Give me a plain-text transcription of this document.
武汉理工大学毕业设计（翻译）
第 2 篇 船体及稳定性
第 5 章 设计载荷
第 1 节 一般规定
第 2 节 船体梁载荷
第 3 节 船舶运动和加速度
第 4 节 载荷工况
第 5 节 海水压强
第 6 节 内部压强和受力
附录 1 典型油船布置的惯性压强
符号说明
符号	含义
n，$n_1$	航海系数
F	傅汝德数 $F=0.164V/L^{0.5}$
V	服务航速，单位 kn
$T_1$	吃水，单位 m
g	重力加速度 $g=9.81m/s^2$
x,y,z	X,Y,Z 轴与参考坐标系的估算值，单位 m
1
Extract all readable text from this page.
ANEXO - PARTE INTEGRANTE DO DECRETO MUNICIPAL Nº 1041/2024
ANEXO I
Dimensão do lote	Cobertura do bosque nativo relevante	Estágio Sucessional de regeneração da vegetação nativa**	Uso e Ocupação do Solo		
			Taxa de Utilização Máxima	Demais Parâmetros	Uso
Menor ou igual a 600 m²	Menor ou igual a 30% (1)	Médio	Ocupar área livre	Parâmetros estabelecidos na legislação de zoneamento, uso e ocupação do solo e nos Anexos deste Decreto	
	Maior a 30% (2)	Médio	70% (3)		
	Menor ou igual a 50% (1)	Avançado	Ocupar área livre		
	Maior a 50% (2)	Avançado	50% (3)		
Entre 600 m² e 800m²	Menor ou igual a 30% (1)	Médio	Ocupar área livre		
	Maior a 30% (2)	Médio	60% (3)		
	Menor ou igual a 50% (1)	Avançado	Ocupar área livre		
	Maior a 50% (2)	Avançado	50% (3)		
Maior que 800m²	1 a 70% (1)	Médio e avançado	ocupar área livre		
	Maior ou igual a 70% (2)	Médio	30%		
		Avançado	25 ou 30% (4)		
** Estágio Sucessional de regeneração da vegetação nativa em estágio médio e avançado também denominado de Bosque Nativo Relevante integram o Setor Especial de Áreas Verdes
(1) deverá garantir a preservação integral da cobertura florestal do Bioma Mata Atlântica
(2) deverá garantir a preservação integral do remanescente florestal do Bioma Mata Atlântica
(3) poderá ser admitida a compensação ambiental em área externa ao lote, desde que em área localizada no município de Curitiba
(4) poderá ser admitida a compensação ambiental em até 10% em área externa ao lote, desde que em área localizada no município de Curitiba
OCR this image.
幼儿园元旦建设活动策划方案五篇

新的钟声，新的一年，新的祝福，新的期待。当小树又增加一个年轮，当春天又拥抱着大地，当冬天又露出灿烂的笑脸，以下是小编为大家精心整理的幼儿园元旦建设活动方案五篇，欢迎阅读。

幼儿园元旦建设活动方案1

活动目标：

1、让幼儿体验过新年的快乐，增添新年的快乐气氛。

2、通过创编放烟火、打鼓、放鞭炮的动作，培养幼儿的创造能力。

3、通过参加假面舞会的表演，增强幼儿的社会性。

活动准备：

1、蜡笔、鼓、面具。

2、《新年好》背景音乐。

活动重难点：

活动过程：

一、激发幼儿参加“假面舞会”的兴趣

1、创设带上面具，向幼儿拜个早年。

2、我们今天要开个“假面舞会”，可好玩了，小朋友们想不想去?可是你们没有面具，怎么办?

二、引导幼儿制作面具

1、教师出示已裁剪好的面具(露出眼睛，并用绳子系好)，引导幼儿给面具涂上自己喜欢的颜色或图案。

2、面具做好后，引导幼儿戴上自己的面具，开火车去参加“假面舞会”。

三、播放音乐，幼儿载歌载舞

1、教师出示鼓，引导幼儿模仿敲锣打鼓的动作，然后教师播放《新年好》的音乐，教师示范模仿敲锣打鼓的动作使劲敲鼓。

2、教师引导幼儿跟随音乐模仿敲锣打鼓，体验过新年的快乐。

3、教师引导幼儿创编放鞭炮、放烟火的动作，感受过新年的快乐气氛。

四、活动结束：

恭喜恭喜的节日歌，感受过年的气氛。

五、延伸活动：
========
= JOB =
Where a line holds the string "ambiental", copy that line.

= REPLY =
(3) poderá ser admitida a compensação ambiental em área externa ao lote, desde que em área localizada no município de Curitiba
(4) poderá ser admitida a compensação ambiental em até 10% em área externa ao lote, desde que em área localizada no município de Curitiba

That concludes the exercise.